* _Exercise goal_
Copy every entry word for word, but skip the pictures.

* _Exercise input_
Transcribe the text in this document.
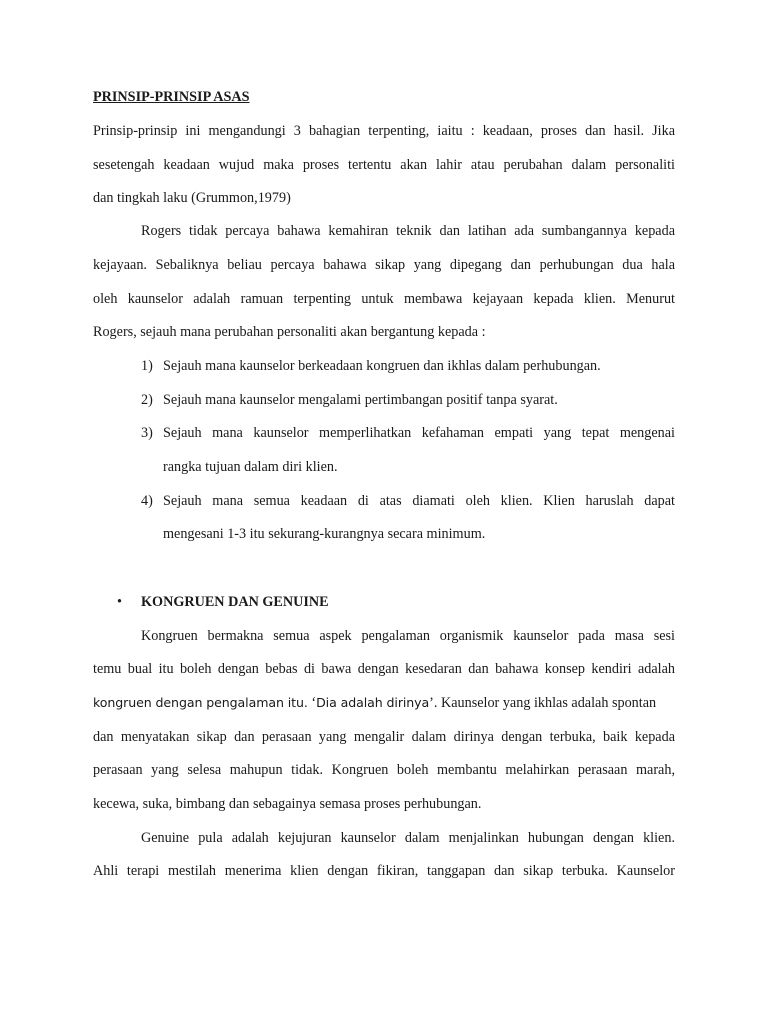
PRINSIP-PRINSIP ASAS
Prinsip-prinsip ini mengandungi 3 bahagian terpenting, iaitu : keadaan, proses dan hasil. Jika
sesetengah keadaan wujud maka proses tertentu akan lahir atau perubahan dalam personaliti
dan tingkah laku (Grummon,1979)
Rogers tidak percaya bahawa kemahiran teknik dan latihan ada sumbangannya kepada
kejayaan. Sebaliknya beliau percaya bahawa sikap yang dipegang dan perhubungan dua hala
oleh kaunselor adalah ramuan terpenting untuk membawa kejayaan kepada klien. Menurut
Rogers, sejauh mana perubahan personaliti akan bergantung kepada :
1) Sejauh mana kaunselor berkeadaan kongruen dan ikhlas dalam perhubungan.
2) Sejauh mana kaunselor mengalami pertimbangan positif tanpa syarat.
3) Sejauh mana kaunselor memperlihatkan kefahaman empati yang tepat mengenai
rangka tujuan dalam diri klien.
4) Sejauh mana semua keadaan di atas diamati oleh klien. Klien haruslah dapat
mengesani 1-3 itu sekurang-kurangnya secara minimum.
• KONGRUEN DAN GENUINE
Kongruen bermakna semua aspek pengalaman organismik kaunselor pada masa sesi
temu bual itu boleh dengan bebas di bawa dengan kesedaran dan bahawa konsep kendiri adalah
kongruen dengan pengalaman itu. ‘Dia adalah dirinya’. Kaunselor yang ikhlas adalah spontan
dan menyatakan sikap dan perasaan yang mengalir dalam dirinya dengan terbuka, baik kepada
perasaan yang selesa mahupun tidak. Kongruen boleh membantu melahirkan perasaan marah,
kecewa, suka, bimbang dan sebagainya semasa proses perhubungan.
Genuine pula adalah kejujuran kaunselor dalam menjalinkan hubungan dengan klien.
Ahli terapi mestilah menerima klien dengan fikiran, tanggapan dan sikap terbuka. Kaunselor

* _Reply to the exercise_
Transcribe the text in this document.
PRINSIP-PRINSIP ASAS
Prinsip-prinsip ini mengandungi 3 bahagian terpenting, iaitu : keadaan, proses dan hasil. Jika
sesetengah keadaan wujud maka proses tertentu akan lahir atau perubahan dalam personaliti
dan tingkah laku (Grummon,1979)
Rogers tidak percaya bahawa kemahiran teknik dan latihan ada sumbangannya kepada
kejayaan. Sebaliknya beliau percaya bahawa sikap yang dipegang dan perhubungan dua hala
oleh kaunselor adalah ramuan terpenting untuk membawa kejayaan kepada klien. Menurut
Rogers, sejauh mana perubahan personaliti akan bergantung kepada :
1) Sejauh mana kaunselor berkeadaan kongruen dan ikhlas dalam perhubungan.
2) Sejauh mana kaunselor mengalami pertimbangan positif tanpa syarat.
3) Sejauh mana kaunselor memperlihatkan kefahaman empati yang tepat mengenai
rangka tujuan dalam diri klien.
4) Sejauh mana semua keadaan di atas diamati oleh klien. Klien haruslah dapat
mengesani 1-3 itu sekurang-kurangnya secara minimum.
• KONGRUEN DAN GENUINE
Kongruen bermakna semua aspek pengalaman organismik kaunselor pada masa sesi
temu bual itu boleh dengan bebas di bawa dengan kesedaran dan bahawa konsep kendiri adalah
kongruen dengan pengalaman itu. ‘Dia adalah dirinya’. Kaunselor yang ikhlas adalah spontan
dan menyatakan sikap dan perasaan yang mengalir dalam dirinya dengan terbuka, baik kepada
perasaan yang selesa mahupun tidak. Kongruen boleh membantu melahirkan perasaan marah,
kecewa, suka, bimbang dan sebagainya semasa proses perhubungan.
Genuine pula adalah kejujuran kaunselor dalam menjalinkan hubungan dengan klien.
Ahli terapi mestilah menerima klien dengan fikiran, tanggapan dan sikap terbuka. Kaunselor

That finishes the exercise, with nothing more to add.